Stored records
────────
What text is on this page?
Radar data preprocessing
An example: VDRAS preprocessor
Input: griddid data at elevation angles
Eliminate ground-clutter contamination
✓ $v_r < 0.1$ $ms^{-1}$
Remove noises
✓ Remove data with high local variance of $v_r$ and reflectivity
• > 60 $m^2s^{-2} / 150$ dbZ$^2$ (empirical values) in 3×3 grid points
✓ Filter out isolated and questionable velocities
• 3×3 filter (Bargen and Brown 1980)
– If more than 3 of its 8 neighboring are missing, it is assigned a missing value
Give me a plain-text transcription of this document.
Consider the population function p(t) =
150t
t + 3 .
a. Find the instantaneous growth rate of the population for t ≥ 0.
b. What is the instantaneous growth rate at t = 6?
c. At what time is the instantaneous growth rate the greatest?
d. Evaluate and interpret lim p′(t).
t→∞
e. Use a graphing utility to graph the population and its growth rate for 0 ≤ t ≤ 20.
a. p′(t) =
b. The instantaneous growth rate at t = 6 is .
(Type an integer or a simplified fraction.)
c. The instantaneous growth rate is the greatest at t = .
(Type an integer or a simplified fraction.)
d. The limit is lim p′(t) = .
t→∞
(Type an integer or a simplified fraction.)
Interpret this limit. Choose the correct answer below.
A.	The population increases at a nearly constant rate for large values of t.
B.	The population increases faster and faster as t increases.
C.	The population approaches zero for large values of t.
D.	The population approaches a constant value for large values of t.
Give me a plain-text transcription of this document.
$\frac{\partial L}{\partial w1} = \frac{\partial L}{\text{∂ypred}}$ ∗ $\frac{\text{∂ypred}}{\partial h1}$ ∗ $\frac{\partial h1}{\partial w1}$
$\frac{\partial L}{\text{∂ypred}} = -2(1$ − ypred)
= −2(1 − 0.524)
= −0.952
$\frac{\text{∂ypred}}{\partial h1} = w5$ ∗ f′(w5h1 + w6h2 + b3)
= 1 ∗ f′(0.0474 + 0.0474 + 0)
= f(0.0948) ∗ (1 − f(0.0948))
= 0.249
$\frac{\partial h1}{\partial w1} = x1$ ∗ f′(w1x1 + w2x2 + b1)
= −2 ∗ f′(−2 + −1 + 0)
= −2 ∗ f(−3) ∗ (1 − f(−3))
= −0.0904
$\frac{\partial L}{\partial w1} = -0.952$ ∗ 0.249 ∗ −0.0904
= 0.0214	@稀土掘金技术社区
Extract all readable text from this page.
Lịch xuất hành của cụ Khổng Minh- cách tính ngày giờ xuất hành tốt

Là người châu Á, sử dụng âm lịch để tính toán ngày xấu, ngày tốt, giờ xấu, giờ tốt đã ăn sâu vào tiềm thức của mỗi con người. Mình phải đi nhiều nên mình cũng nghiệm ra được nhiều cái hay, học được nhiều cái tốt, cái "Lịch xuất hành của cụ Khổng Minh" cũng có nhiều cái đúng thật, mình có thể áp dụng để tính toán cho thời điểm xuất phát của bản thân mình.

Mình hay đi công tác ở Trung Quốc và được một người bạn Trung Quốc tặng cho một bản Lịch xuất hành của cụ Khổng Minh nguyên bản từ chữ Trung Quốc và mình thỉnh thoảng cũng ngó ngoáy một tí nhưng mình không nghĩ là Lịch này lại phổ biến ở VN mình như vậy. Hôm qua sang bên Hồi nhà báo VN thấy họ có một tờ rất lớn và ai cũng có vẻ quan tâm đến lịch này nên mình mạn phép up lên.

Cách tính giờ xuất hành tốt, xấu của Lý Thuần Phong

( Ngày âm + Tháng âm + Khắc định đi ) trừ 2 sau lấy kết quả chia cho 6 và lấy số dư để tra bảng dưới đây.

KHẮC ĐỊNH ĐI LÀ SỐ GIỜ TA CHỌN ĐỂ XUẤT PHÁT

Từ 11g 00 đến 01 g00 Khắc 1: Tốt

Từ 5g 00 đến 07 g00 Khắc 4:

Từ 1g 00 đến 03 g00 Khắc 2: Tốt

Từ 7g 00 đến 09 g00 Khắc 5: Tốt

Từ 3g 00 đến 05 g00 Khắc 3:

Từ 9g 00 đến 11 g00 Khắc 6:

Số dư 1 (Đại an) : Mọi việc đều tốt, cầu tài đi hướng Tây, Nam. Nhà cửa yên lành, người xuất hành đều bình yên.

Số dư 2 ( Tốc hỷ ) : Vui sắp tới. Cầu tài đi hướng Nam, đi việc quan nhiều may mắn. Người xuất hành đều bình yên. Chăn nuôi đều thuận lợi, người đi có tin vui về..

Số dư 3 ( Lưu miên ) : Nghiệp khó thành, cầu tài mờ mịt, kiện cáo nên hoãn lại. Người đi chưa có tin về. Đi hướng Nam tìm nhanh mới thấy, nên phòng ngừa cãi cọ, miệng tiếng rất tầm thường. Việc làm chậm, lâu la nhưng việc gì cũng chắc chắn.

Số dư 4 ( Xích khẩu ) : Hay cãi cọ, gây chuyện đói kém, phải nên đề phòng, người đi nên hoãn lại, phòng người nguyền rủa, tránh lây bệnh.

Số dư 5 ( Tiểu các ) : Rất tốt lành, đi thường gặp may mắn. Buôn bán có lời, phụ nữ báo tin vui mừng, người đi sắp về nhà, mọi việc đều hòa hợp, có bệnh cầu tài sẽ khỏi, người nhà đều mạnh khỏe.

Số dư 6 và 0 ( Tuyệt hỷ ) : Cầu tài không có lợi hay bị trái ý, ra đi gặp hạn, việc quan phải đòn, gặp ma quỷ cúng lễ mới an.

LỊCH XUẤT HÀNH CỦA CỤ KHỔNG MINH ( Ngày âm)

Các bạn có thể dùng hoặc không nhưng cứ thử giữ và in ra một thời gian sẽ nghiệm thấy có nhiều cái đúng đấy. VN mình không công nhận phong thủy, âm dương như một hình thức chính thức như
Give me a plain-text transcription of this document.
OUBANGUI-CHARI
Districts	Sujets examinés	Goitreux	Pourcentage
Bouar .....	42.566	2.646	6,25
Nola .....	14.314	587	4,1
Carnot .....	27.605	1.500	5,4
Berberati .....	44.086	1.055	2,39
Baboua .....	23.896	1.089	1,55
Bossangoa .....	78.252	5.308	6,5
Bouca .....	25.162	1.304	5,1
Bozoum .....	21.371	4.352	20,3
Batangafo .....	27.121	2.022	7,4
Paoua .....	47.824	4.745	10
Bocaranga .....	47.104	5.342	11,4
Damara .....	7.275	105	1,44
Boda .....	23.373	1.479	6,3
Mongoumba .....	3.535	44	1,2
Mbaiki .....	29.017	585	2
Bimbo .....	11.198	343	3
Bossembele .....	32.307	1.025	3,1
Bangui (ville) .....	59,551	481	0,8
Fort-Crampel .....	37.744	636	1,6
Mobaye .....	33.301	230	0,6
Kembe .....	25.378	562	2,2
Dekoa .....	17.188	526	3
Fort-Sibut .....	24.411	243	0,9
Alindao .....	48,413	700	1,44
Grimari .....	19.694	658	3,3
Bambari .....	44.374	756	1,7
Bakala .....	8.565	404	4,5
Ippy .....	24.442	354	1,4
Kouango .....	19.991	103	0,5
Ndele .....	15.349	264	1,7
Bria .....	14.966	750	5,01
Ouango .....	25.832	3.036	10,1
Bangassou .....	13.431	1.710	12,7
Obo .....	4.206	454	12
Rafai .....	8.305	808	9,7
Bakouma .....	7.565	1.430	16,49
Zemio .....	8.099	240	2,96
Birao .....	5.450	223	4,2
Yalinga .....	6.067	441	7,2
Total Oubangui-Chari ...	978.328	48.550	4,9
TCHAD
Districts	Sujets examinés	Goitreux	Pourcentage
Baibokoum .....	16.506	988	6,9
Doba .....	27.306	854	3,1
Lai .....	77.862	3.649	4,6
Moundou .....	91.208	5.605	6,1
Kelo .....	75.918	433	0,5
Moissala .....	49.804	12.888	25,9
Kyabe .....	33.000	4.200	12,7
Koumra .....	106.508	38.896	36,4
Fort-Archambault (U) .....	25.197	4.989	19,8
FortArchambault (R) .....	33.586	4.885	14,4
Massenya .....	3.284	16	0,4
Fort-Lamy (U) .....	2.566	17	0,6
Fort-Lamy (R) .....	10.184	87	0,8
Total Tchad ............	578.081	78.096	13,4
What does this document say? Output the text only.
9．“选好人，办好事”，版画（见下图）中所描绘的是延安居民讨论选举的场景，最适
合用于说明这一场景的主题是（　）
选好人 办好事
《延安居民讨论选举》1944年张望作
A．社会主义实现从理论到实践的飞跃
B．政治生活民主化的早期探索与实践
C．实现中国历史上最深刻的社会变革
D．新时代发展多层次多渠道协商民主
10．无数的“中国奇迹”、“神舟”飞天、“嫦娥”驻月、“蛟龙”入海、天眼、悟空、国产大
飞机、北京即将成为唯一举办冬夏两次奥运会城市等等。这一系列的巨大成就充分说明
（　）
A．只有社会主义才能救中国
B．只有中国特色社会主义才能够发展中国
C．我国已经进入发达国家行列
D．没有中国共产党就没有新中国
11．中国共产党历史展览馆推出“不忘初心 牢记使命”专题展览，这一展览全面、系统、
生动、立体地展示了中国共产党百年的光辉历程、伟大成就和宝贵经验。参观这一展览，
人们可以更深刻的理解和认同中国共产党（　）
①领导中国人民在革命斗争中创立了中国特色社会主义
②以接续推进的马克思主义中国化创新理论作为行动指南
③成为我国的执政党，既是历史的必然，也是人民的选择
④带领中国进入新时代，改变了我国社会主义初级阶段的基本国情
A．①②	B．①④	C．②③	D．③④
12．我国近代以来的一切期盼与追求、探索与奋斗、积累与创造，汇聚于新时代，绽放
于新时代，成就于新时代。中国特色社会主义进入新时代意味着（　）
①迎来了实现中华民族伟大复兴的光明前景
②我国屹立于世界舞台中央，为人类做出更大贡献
────────
**What is required:** Look above for the line that holds "What does this", then copy it and each line after it exactly, through the last line of the data.

**Result for this task:**
What does this document say? Output the text only.
9．“选好人，办好事”，版画（见下图）中所描绘的是延安居民讨论选举的场景，最适
合用于说明这一场景的主题是（　）
选好人 办好事
《延安居民讨论选举》1944年张望作
A．社会主义实现从理论到实践的飞跃
B．政治生活民主化的早期探索与实践
C．实现中国历史上最深刻的社会变革
D．新时代发展多层次多渠道协商民主
10．无数的“中国奇迹”、“神舟”飞天、“嫦娥”驻月、“蛟龙”入海、天眼、悟空、国产大
飞机、北京即将成为唯一举办冬夏两次奥运会城市等等。这一系列的巨大成就充分说明
（　）
A．只有社会主义才能救中国
B．只有中国特色社会主义才能够发展中国
C．我国已经进入发达国家行列
D．没有中国共产党就没有新中国
11．中国共产党历史展览馆推出“不忘初心 牢记使命”专题展览，这一展览全面、系统、
生动、立体地展示了中国共产党百年的光辉历程、伟大成就和宝贵经验。参观这一展览，
人们可以更深刻的理解和认同中国共产党（　）
①领导中国人民在革命斗争中创立了中国特色社会主义
②以接续推进的马克思主义中国化创新理论作为行动指南
③成为我国的执政党，既是历史的必然，也是人民的选择
④带领中国进入新时代，改变了我国社会主义初级阶段的基本国情
A．①②	B．①④	C．②③	D．③④
12．我国近代以来的一切期盼与追求、探索与奋斗、积累与创造，汇聚于新时代，绽放
于新时代，成就于新时代。中国特色社会主义进入新时代意味着（　）
①迎来了实现中华民族伟大复兴的光明前景
②我国屹立于世界舞台中央，为人类做出更大贡献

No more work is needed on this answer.